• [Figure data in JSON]
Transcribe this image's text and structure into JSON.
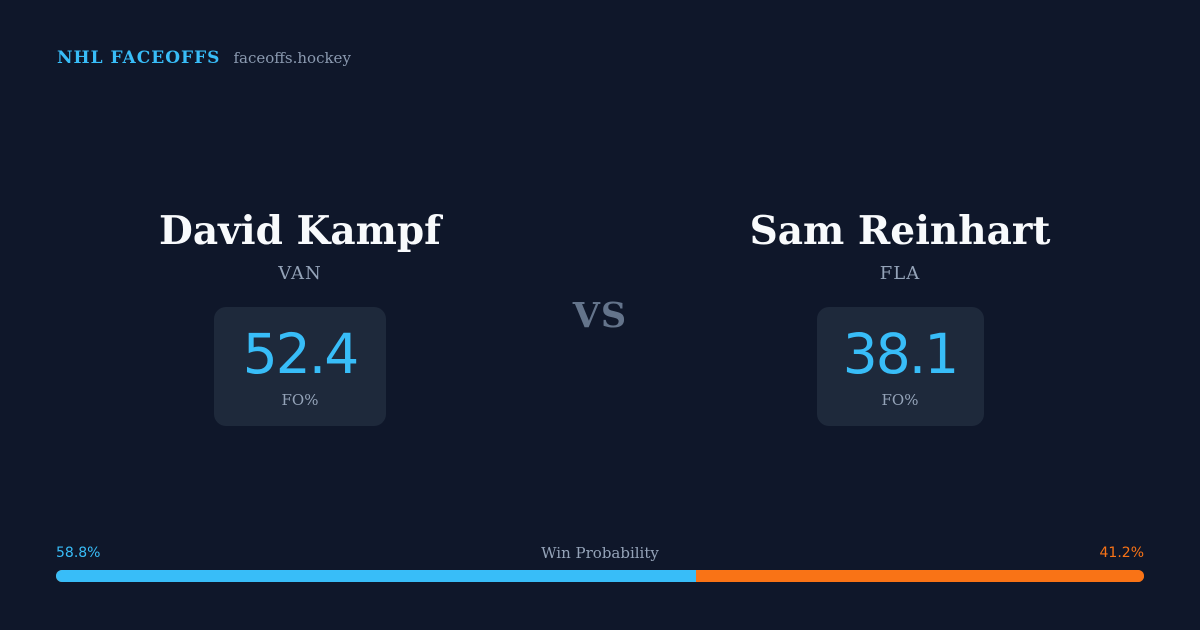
{
  "brand": {
    "title": "NHL FACEOFFS",
    "site": "faceoffs.hockey"
  },
  "player_left": {
    "name": "David Kampf",
    "team": "VAN",
    "stat_value": "52.4",
    "stat_label": "FO%"
  },
  "vs_label": "VS",
  "player_right": {
    "name": "Sam Reinhart",
    "team": "FLA",
    "stat_value": "38.1",
    "stat_label": "FO%"
  },
  "win_probability": {
    "label": "Win Probability",
    "left_text": "58.8%",
    "right_text": "41.2%",
    "left_value": 58.8,
    "right_value": 41.2
  },
  "colors": {
    "background": "#0f172a",
    "accent_blue": "#38bdf8",
    "accent_orange": "#f97316",
    "card": "#1e293b"
  }
}
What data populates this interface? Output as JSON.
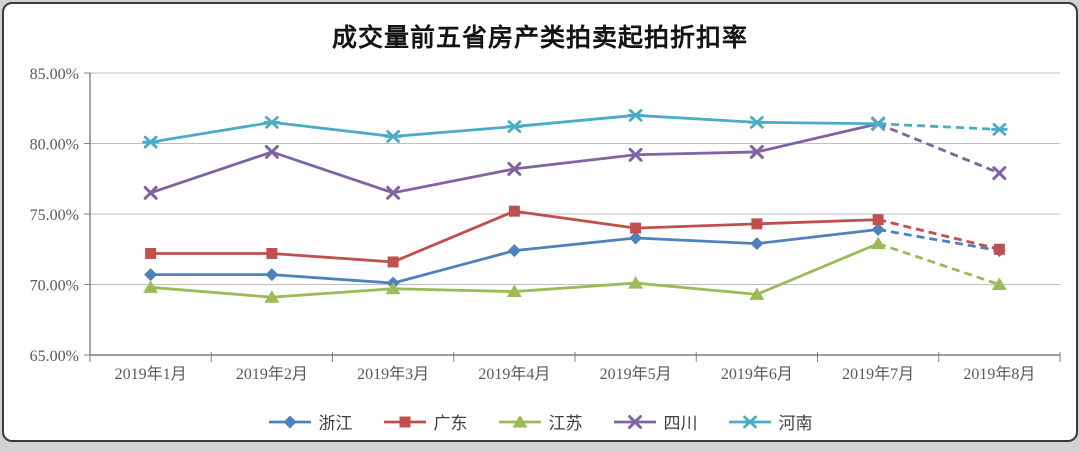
{
  "window": {
    "background": "#d2d2d2",
    "card_background": "#ffffff",
    "card_border": "#3a3a3a"
  },
  "chart_data": {
    "type": "line",
    "title": "成交量前五省房产类拍卖起拍折扣率",
    "categories": [
      "2019年1月",
      "2019年2月",
      "2019年3月",
      "2019年4月",
      "2019年5月",
      "2019年6月",
      "2019年7月",
      "2019年8月"
    ],
    "y_axis": {
      "min": 65,
      "max": 85,
      "step": 5,
      "tick_labels": [
        "85.00%",
        "80.00%",
        "75.00%",
        "70.00%",
        "65.00%"
      ],
      "format": "percent"
    },
    "series": [
      {
        "name": "浙江",
        "key": "zhejiang",
        "color": "#4F81BD",
        "marker": "diamond",
        "values": [
          70.7,
          70.7,
          70.1,
          72.4,
          73.3,
          72.9,
          73.9,
          72.4
        ]
      },
      {
        "name": "广东",
        "key": "guangdong",
        "color": "#C0504D",
        "marker": "square",
        "values": [
          72.2,
          72.2,
          71.6,
          75.2,
          74.0,
          74.3,
          74.6,
          72.5
        ]
      },
      {
        "name": "江苏",
        "key": "jiangsu",
        "color": "#9BBB59",
        "marker": "triangle",
        "values": [
          69.8,
          69.1,
          69.7,
          69.5,
          70.1,
          69.3,
          72.9,
          70.0
        ]
      },
      {
        "name": "四川",
        "key": "sichuan",
        "color": "#8064A2",
        "marker": "x",
        "values": [
          76.5,
          79.4,
          76.5,
          78.2,
          79.2,
          79.4,
          81.4,
          77.9
        ]
      },
      {
        "name": "河南",
        "key": "henan",
        "color": "#4BACC6",
        "marker": "star",
        "values": [
          80.1,
          81.5,
          80.5,
          81.2,
          82.0,
          81.5,
          81.4,
          81.0
        ]
      }
    ],
    "dashed_from_index": 6,
    "grid": true,
    "legend_position": "bottom",
    "gridline_color": "#bfbfbf",
    "axis_color": "#7f7f7f",
    "tick_text_color": "#595959"
  }
}
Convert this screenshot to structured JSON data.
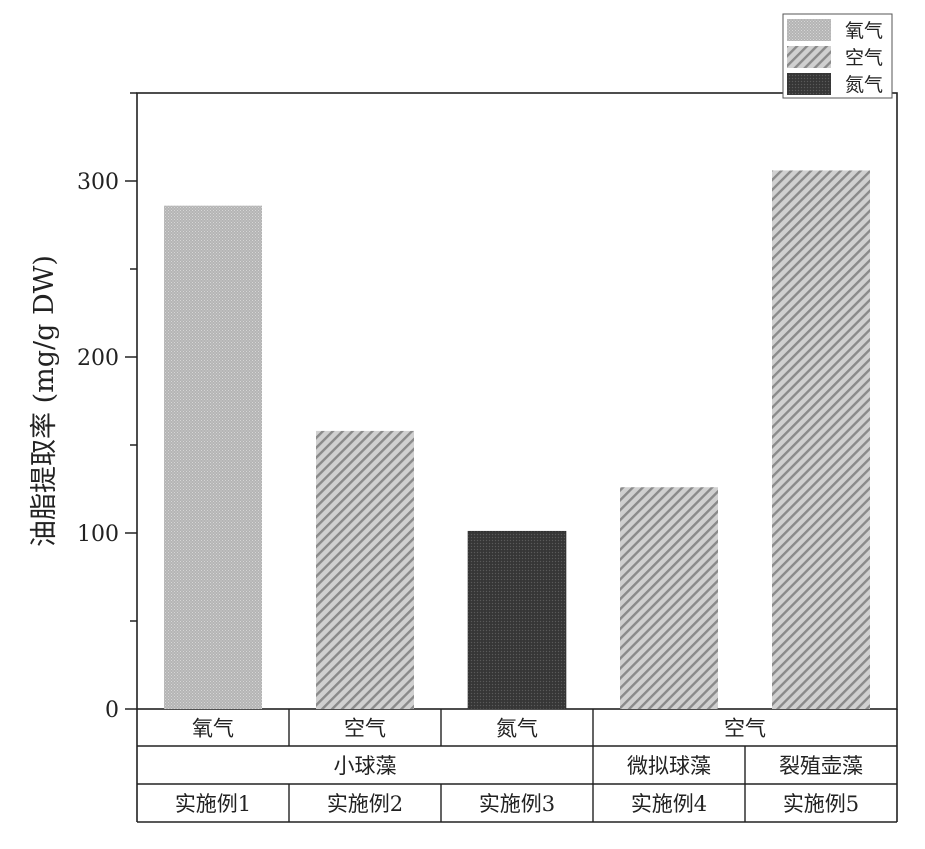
{
  "chart_data": {
    "type": "bar",
    "ylabel": "油脂提取率 (mg/g DW)",
    "ylim": [
      0,
      350
    ],
    "yticks": [
      0,
      100,
      200,
      300
    ],
    "grid": false,
    "legend_position": "top-right",
    "legend": [
      {
        "name": "氧气",
        "pattern": "light-gray-fine-stipple"
      },
      {
        "name": "空气",
        "pattern": "diagonal-hatch"
      },
      {
        "name": "氮气",
        "pattern": "dark-gray-stipple"
      }
    ],
    "bars": [
      {
        "gas": "氧气",
        "value": 286
      },
      {
        "gas": "空气",
        "value": 158
      },
      {
        "gas": "氮气",
        "value": 101
      },
      {
        "gas": "空气",
        "value": 126
      },
      {
        "gas": "空气",
        "value": 306
      }
    ],
    "category_rows": {
      "gas": [
        {
          "label": "氧气",
          "span": 1
        },
        {
          "label": "空气",
          "span": 1
        },
        {
          "label": "氮气",
          "span": 1
        },
        {
          "label": "空气",
          "span": 2
        }
      ],
      "algae": [
        {
          "label": "小球藻",
          "span": 3
        },
        {
          "label": "微拟球藻",
          "span": 1
        },
        {
          "label": "裂殖壶藻",
          "span": 1
        }
      ],
      "example": [
        {
          "label": "实施例1",
          "span": 1
        },
        {
          "label": "实施例2",
          "span": 1
        },
        {
          "label": "实施例3",
          "span": 1
        },
        {
          "label": "实施例4",
          "span": 1
        },
        {
          "label": "实施例5",
          "span": 1
        }
      ]
    },
    "colors": {
      "oxygen": "#b4b4b4",
      "air_base": "#d0d0d0",
      "air_hatch": "#8a8a8a",
      "nitrogen": "#3a3a3a",
      "axis": "#222222"
    }
  }
}
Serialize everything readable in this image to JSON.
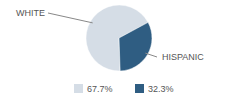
{
  "chart_data": {
    "type": "pie",
    "categories": [
      "WHITE",
      "HISPANIC"
    ],
    "values": [
      67.7,
      32.3
    ],
    "value_labels": [
      "67.7%",
      "32.3%"
    ],
    "colors": [
      "#d5dde6",
      "#2f5d82"
    ],
    "legend": "bottom"
  }
}
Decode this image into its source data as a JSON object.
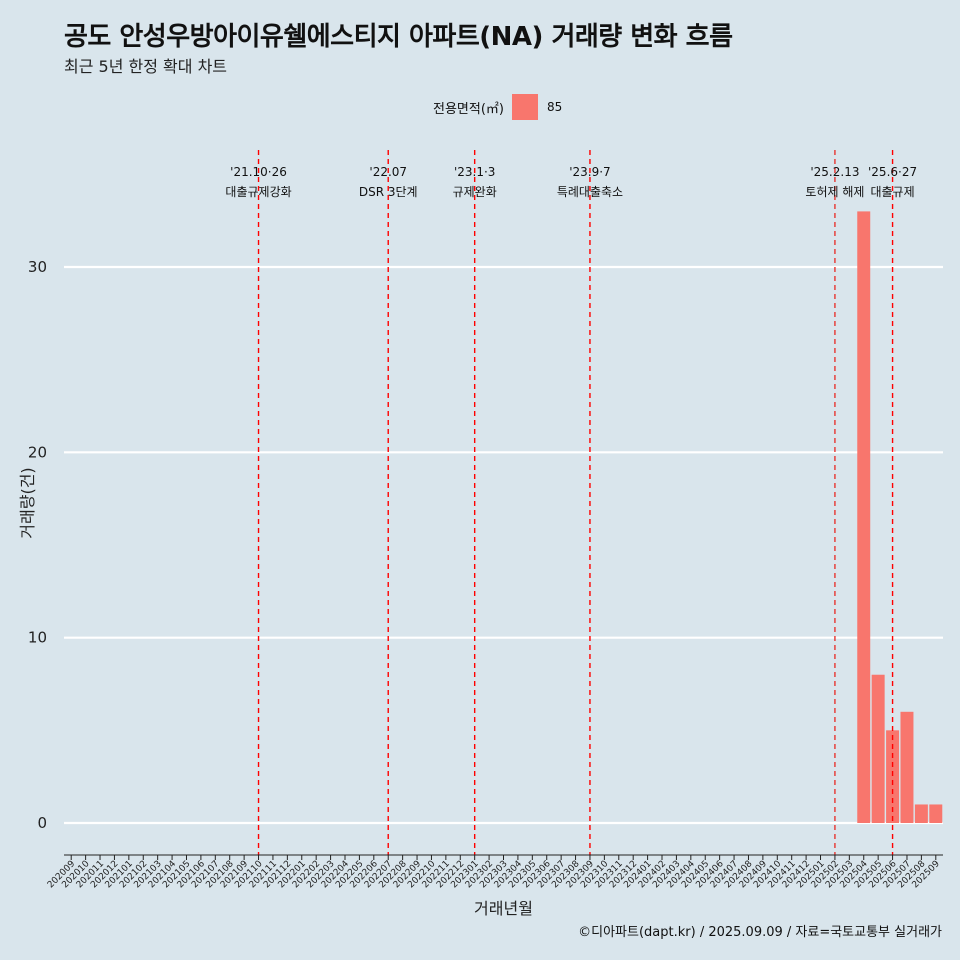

• [Stated exercise] Look above for lines with the word "name" and copy them all.

• [Exercise answer]
    "name": "David Kampf",
    "name": "Sam Reinhart",
        "name": "浙江",
        "name": "广东",
        "name": "江苏",
        "name": "四川",
        "name": "河南",
        "name": "氧气",
        "name": "空气",
        "name": "氮气",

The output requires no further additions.